**Your goal**. Exactly reproduce all the records, keeping pictures out of the copy.

**Source data**.

┏━━

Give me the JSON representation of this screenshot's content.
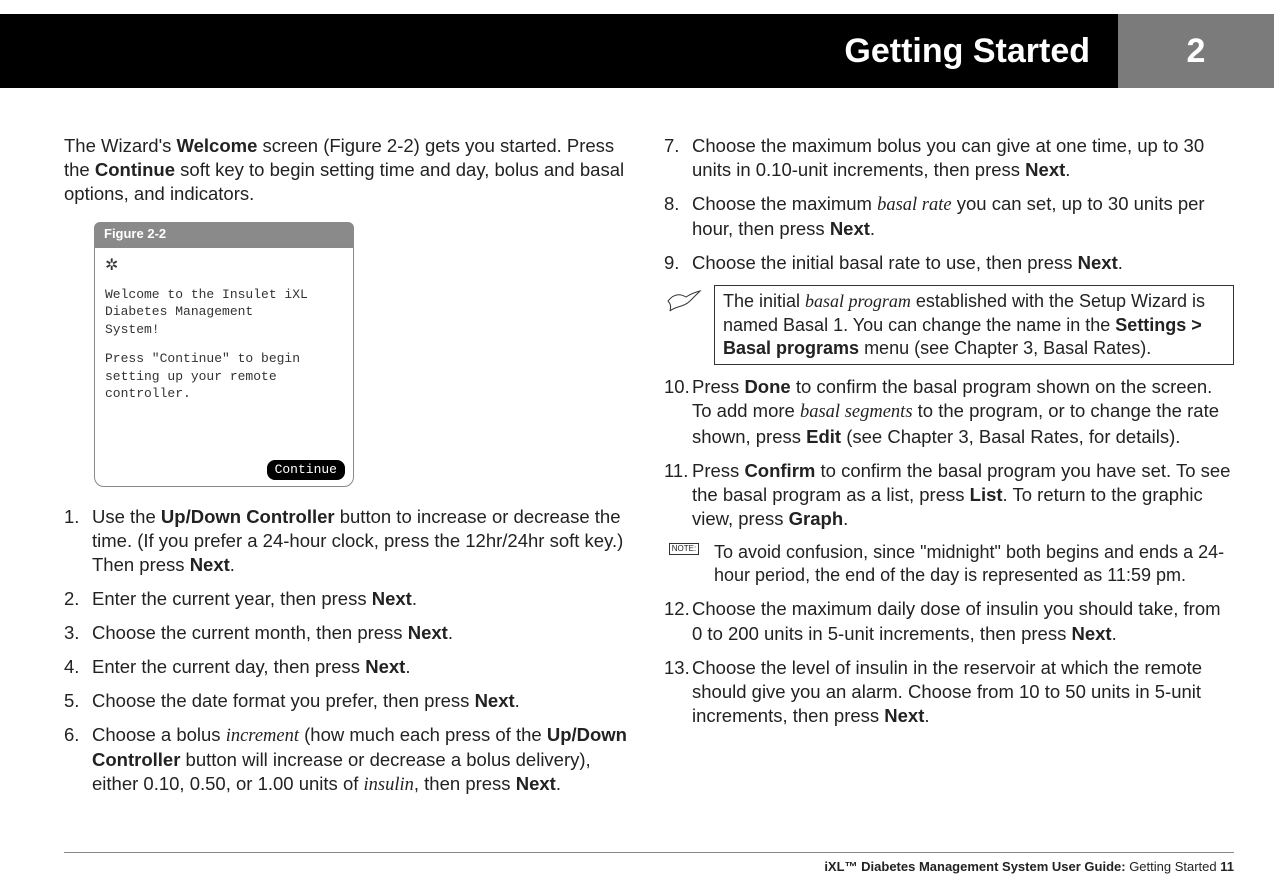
{
  "header": {
    "title": "Getting Started",
    "chapter_number": "2"
  },
  "intro": {
    "text_parts": [
      "The Wizard's ",
      "Welcome",
      " screen (Figure 2-2) gets you started. Press the ",
      "Continue",
      " soft key to begin setting time and day, bolus and basal options, and indicators."
    ]
  },
  "figure": {
    "label": "Figure 2-2",
    "icon_glyph": "✲",
    "line1": "Welcome to the Insulet iXL",
    "line2": "Diabetes Management",
    "line3": "System!",
    "line4": "Press \"Continue\" to begin",
    "line5": "setting up your remote",
    "line6": "controller.",
    "button_label": "Continue"
  },
  "steps_left": [
    {
      "n": "1.",
      "html": "Use the <b>Up/Down Controller</b> button to increase or decrease the time. (If you prefer a 24-hour clock, press the 12hr/24hr soft key.) Then press <b>Next</b>."
    },
    {
      "n": "2.",
      "html": "Enter the current year, then press <b>Next</b>."
    },
    {
      "n": "3.",
      "html": "Choose the current month, then press <b>Next</b>."
    },
    {
      "n": "4.",
      "html": "Enter the current day, then press <b>Next</b>."
    },
    {
      "n": "5.",
      "html": "Choose the date format you prefer, then press <b>Next</b>."
    },
    {
      "n": "6.",
      "html": "Choose a bolus <i class='term'>increment</i> (how much each press of the <b>Up/Down Controller</b> button will increase or decrease a bolus delivery), either 0.10, 0.50, or 1.00 units of <i class='term'>insulin</i>, then press <b>Next</b>."
    }
  ],
  "steps_right_a": [
    {
      "n": "7.",
      "html": "Choose the maximum bolus you can give at one time, up to 30 units in 0.10-unit increments, then press <b>Next</b>."
    },
    {
      "n": "8.",
      "html": "Choose the maximum <i class='term'>basal rate</i> you can set, up to 30 units per hour, then press <b>Next</b>."
    },
    {
      "n": "9.",
      "html": "Choose the initial basal rate to use, then press <b>Next</b>."
    }
  ],
  "callout_bird": {
    "html": "The initial <i class='term'>basal program</i> established with the Setup Wizard is named Basal 1. You can change the name in the <b>Settings &gt; Basal programs</b> menu (see Chapter 3, Basal Rates)."
  },
  "steps_right_b": [
    {
      "n": "10.",
      "html": "Press <b>Done</b> to confirm the basal program shown on the screen. To add more <i class='term'>basal segments</i> to the program, or to change the rate shown, press <b>Edit</b> (see Chapter 3, Basal Rates, for details)."
    },
    {
      "n": "11.",
      "html": "Press <b>Confirm</b> to confirm the basal program you have set. To see the basal program as a list, press <b>List</b>. To return to the graphic view, press <b>Graph</b>."
    }
  ],
  "callout_note": {
    "icon_text": "NOTE:",
    "html": "To avoid confusion, since \"midnight\" both begins and ends a 24-hour period, the end of the day is represented as 11:59 pm."
  },
  "steps_right_c": [
    {
      "n": "12.",
      "html": "Choose the maximum daily dose of insulin you should take, from 0 to 200 units in 5-unit increments, then press <b>Next</b>."
    },
    {
      "n": "13.",
      "html": "Choose the level of insulin in the reservoir at which the remote should give you an alarm. Choose from 10 to 50 units in 5-unit increments, then press <b>Next</b>."
    }
  ],
  "footer": {
    "product": "iXL™ Diabetes Management System User Guide:",
    "section": " Getting Started   ",
    "page": "11"
  },
  "colors": {
    "header_bg": "#000000",
    "tab_bg": "#7b7b7b",
    "fig_label_bg": "#8a8a8a",
    "text": "#222222",
    "rule": "#888888"
  }
}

┗━━

**Result below**.
Give me the JSON representation of this screenshot's content.
{
  "header": {
    "title": "Getting Started",
    "chapter_number": "2"
  },
  "intro": {
    "text_parts": [
      "The Wizard's ",
      "Welcome",
      " screen (Figure 2-2) gets you started. Press the ",
      "Continue",
      " soft key to begin setting time and day, bolus and basal options, and indicators."
    ]
  },
  "figure": {
    "label": "Figure 2-2",
    "icon_glyph": "✲",
    "line1": "Welcome to the Insulet iXL",
    "line2": "Diabetes Management",
    "line3": "System!",
    "line4": "Press \"Continue\" to begin",
    "line5": "setting up your remote",
    "line6": "controller.",
    "button_label": "Continue"
  },
  "steps_left": [
    {
      "n": "1.",
      "html": "Use the <b>Up/Down Controller</b> button to increase or decrease the time. (If you prefer a 24-hour clock, press the 12hr/24hr soft key.) Then press <b>Next</b>."
    },
    {
      "n": "2.",
      "html": "Enter the current year, then press <b>Next</b>."
    },
    {
      "n": "3.",
      "html": "Choose the current month, then press <b>Next</b>."
    },
    {
      "n": "4.",
      "html": "Enter the current day, then press <b>Next</b>."
    },
    {
      "n": "5.",
      "html": "Choose the date format you prefer, then press <b>Next</b>."
    },
    {
      "n": "6.",
      "html": "Choose a bolus <i class='term'>increment</i> (how much each press of the <b>Up/Down Controller</b> button will increase or decrease a bolus delivery), either 0.10, 0.50, or 1.00 units of <i class='term'>insulin</i>, then press <b>Next</b>."
    }
  ],
  "steps_right_a": [
    {
      "n": "7.",
      "html": "Choose the maximum bolus you can give at one time, up to 30 units in 0.10-unit increments, then press <b>Next</b>."
    },
    {
      "n": "8.",
      "html": "Choose the maximum <i class='term'>basal rate</i> you can set, up to 30 units per hour, then press <b>Next</b>."
    },
    {
      "n": "9.",
      "html": "Choose the initial basal rate to use, then press <b>Next</b>."
    }
  ],
  "callout_bird": {
    "html": "The initial <i class='term'>basal program</i> established with the Setup Wizard is named Basal 1. You can change the name in the <b>Settings &gt; Basal programs</b> menu (see Chapter 3, Basal Rates)."
  },
  "steps_right_b": [
    {
      "n": "10.",
      "html": "Press <b>Done</b> to confirm the basal program shown on the screen. To add more <i class='term'>basal segments</i> to the program, or to change the rate shown, press <b>Edit</b> (see Chapter 3, Basal Rates, for details)."
    },
    {
      "n": "11.",
      "html": "Press <b>Confirm</b> to confirm the basal program you have set. To see the basal program as a list, press <b>List</b>. To return to the graphic view, press <b>Graph</b>."
    }
  ],
  "callout_note": {
    "icon_text": "NOTE:",
    "html": "To avoid confusion, since \"midnight\" both begins and ends a 24-hour period, the end of the day is represented as 11:59 pm."
  },
  "steps_right_c": [
    {
      "n": "12.",
      "html": "Choose the maximum daily dose of insulin you should take, from 0 to 200 units in 5-unit increments, then press <b>Next</b>."
    },
    {
      "n": "13.",
      "html": "Choose the level of insulin in the reservoir at which the remote should give you an alarm. Choose from 10 to 50 units in 5-unit increments, then press <b>Next</b>."
    }
  ],
  "footer": {
    "product": "iXL™ Diabetes Management System User Guide:",
    "section": " Getting Started   ",
    "page": "11"
  },
  "colors": {
    "header_bg": "#000000",
    "tab_bg": "#7b7b7b",
    "fig_label_bg": "#8a8a8a",
    "text": "#222222",
    "rule": "#888888"
  }
}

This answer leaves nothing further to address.